Extracted data entries
================================

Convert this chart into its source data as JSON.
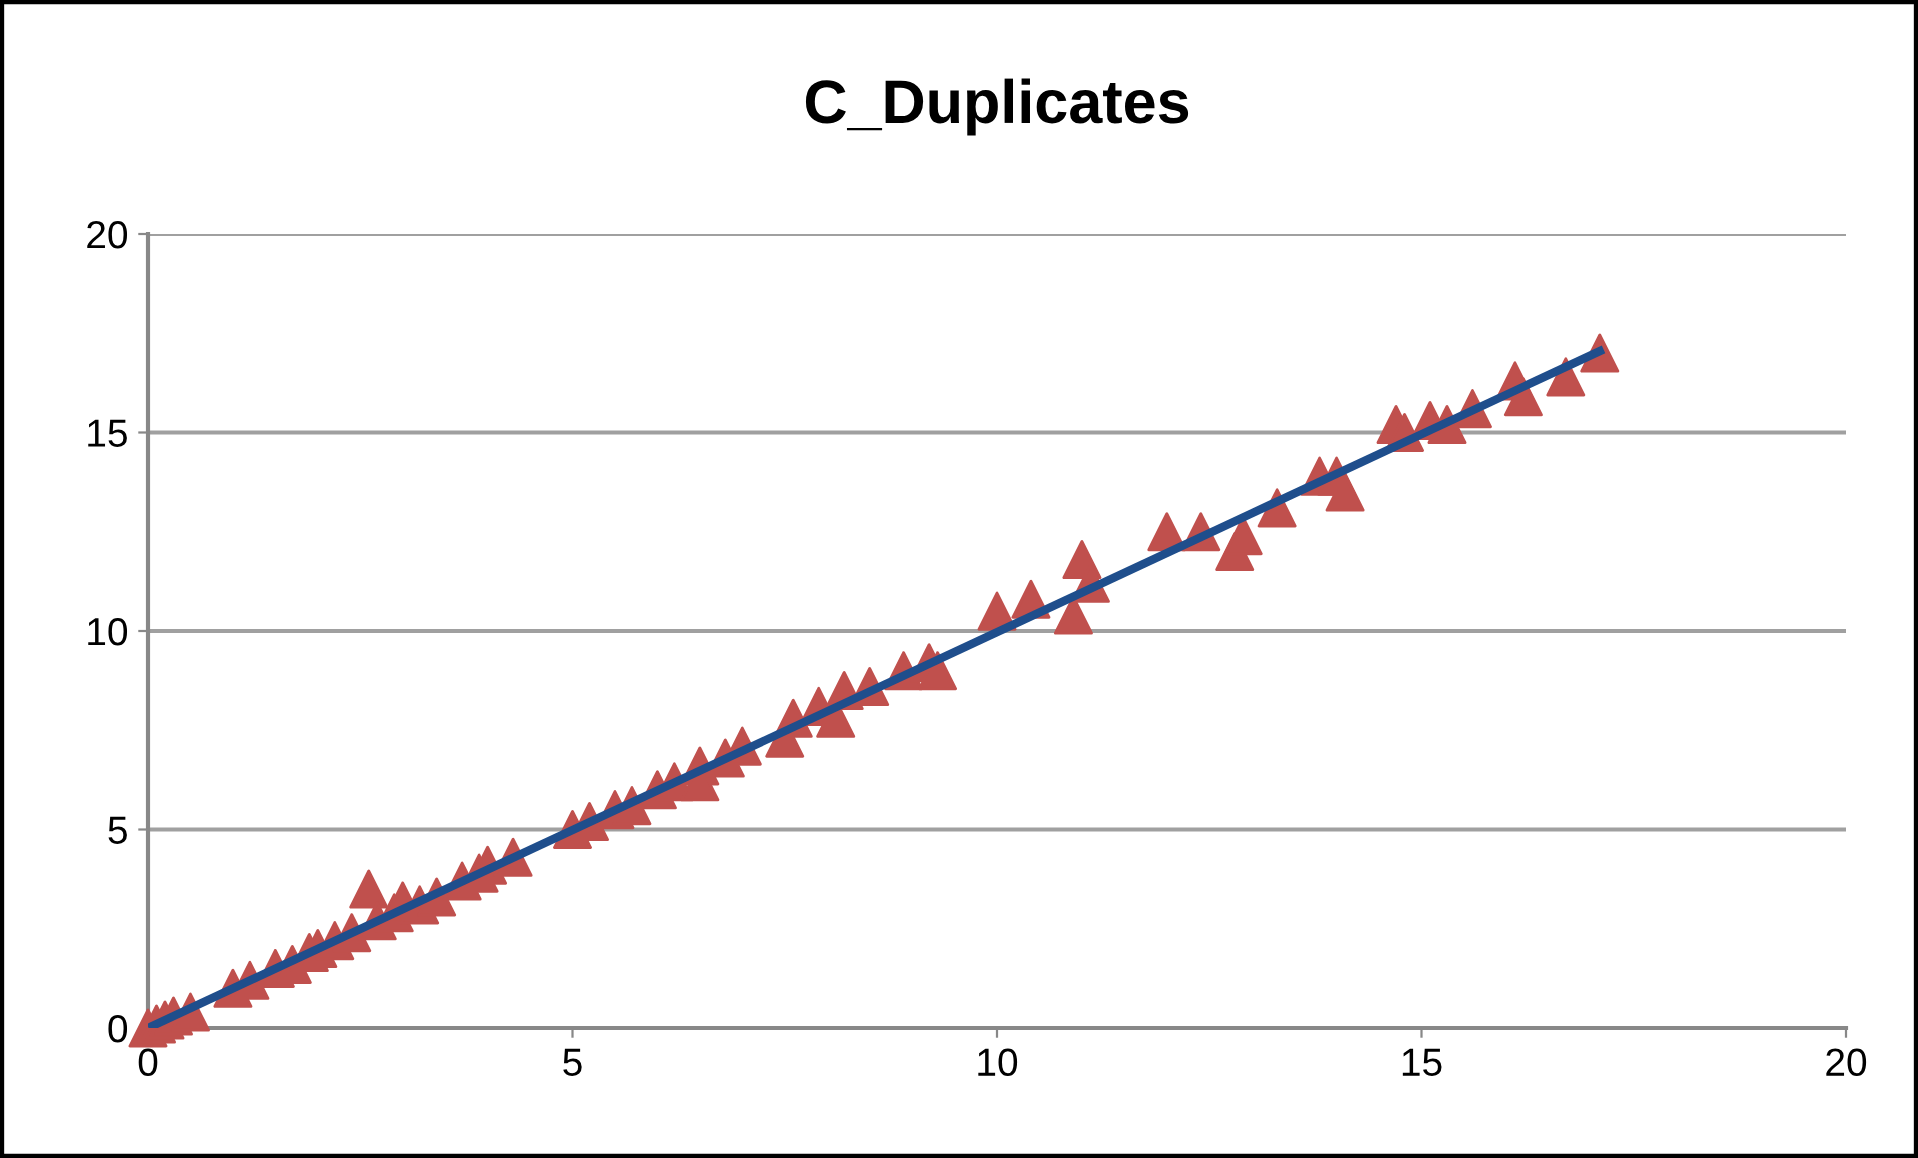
{
  "chart_data": {
    "type": "scatter",
    "title": "C_Duplicates",
    "xlim": [
      0,
      20
    ],
    "ylim": [
      0,
      20
    ],
    "xticks": [
      0,
      5,
      10,
      15,
      20
    ],
    "yticks": [
      0,
      5,
      10,
      15,
      20
    ],
    "grid": "y",
    "marker": "triangle",
    "series": [
      {
        "color": "#c0504d",
        "x": [
          0,
          0.1,
          0.2,
          0.3,
          0.5,
          1.0,
          1.2,
          1.5,
          1.7,
          1.9,
          2.0,
          2.2,
          2.4,
          2.6,
          2.7,
          2.9,
          3.0,
          3.2,
          3.4,
          3.7,
          3.9,
          4.0,
          4.3,
          5.0,
          5.2,
          5.5,
          5.7,
          6.0,
          6.2,
          6.5,
          6.5,
          6.8,
          7.0,
          7.5,
          7.6,
          7.9,
          8.1,
          8.2,
          8.5,
          8.9,
          9.2,
          9.3,
          10.0,
          10.4,
          10.9,
          11.0,
          11.1,
          12.0,
          12.4,
          12.8,
          12.9,
          13.3,
          13.8,
          14.1,
          14.0,
          14.7,
          14.8,
          15.1,
          15.3,
          15.6,
          16.1,
          16.2,
          16.7,
          17.1
        ],
        "values": [
          0,
          0.1,
          0.2,
          0.3,
          0.4,
          1.0,
          1.2,
          1.5,
          1.6,
          1.9,
          2.0,
          2.2,
          2.4,
          3.5,
          2.7,
          2.9,
          3.2,
          3.1,
          3.3,
          3.7,
          3.9,
          4.1,
          4.3,
          5.0,
          5.2,
          5.5,
          5.6,
          6.0,
          6.2,
          6.6,
          6.2,
          6.8,
          7.1,
          7.3,
          7.8,
          8.1,
          7.8,
          8.5,
          8.6,
          9.0,
          9.2,
          9.0,
          10.5,
          10.8,
          10.4,
          11.8,
          11.2,
          12.5,
          12.5,
          12.0,
          12.4,
          13.1,
          13.9,
          13.5,
          13.9,
          15.2,
          15.0,
          15.3,
          15.2,
          15.6,
          16.3,
          15.9,
          16.4,
          17.0
        ]
      },
      {
        "type": "line",
        "color": "#1f4e8c",
        "marker": "none",
        "line_style": "solid",
        "x": [
          0.05,
          17.1
        ],
        "values": [
          0.05,
          17.05
        ]
      }
    ]
  }
}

================================

Copy the listing in full and without alteration, omitting every picture.

Convert this chart into its source data as JSON.
{
  "chart_data": {
    "type": "scatter",
    "title": "C_Duplicates",
    "xlim": [
      0,
      20
    ],
    "ylim": [
      0,
      20
    ],
    "xticks": [
      0,
      5,
      10,
      15,
      20
    ],
    "yticks": [
      0,
      5,
      10,
      15,
      20
    ],
    "grid": "y",
    "marker": "triangle",
    "series": [
      {
        "color": "#c0504d",
        "x": [
          0,
          0.1,
          0.2,
          0.3,
          0.5,
          1.0,
          1.2,
          1.5,
          1.7,
          1.9,
          2.0,
          2.2,
          2.4,
          2.6,
          2.7,
          2.9,
          3.0,
          3.2,
          3.4,
          3.7,
          3.9,
          4.0,
          4.3,
          5.0,
          5.2,
          5.5,
          5.7,
          6.0,
          6.2,
          6.5,
          6.5,
          6.8,
          7.0,
          7.5,
          7.6,
          7.9,
          8.1,
          8.2,
          8.5,
          8.9,
          9.2,
          9.3,
          10.0,
          10.4,
          10.9,
          11.0,
          11.1,
          12.0,
          12.4,
          12.8,
          12.9,
          13.3,
          13.8,
          14.1,
          14.0,
          14.7,
          14.8,
          15.1,
          15.3,
          15.6,
          16.1,
          16.2,
          16.7,
          17.1
        ],
        "values": [
          0,
          0.1,
          0.2,
          0.3,
          0.4,
          1.0,
          1.2,
          1.5,
          1.6,
          1.9,
          2.0,
          2.2,
          2.4,
          3.5,
          2.7,
          2.9,
          3.2,
          3.1,
          3.3,
          3.7,
          3.9,
          4.1,
          4.3,
          5.0,
          5.2,
          5.5,
          5.6,
          6.0,
          6.2,
          6.6,
          6.2,
          6.8,
          7.1,
          7.3,
          7.8,
          8.1,
          7.8,
          8.5,
          8.6,
          9.0,
          9.2,
          9.0,
          10.5,
          10.8,
          10.4,
          11.8,
          11.2,
          12.5,
          12.5,
          12.0,
          12.4,
          13.1,
          13.9,
          13.5,
          13.9,
          15.2,
          15.0,
          15.3,
          15.2,
          15.6,
          16.3,
          15.9,
          16.4,
          17.0
        ]
      },
      {
        "type": "line",
        "color": "#1f4e8c",
        "marker": "none",
        "line_style": "solid",
        "x": [
          0.05,
          17.1
        ],
        "values": [
          0.05,
          17.05
        ]
      }
    ]
  }
}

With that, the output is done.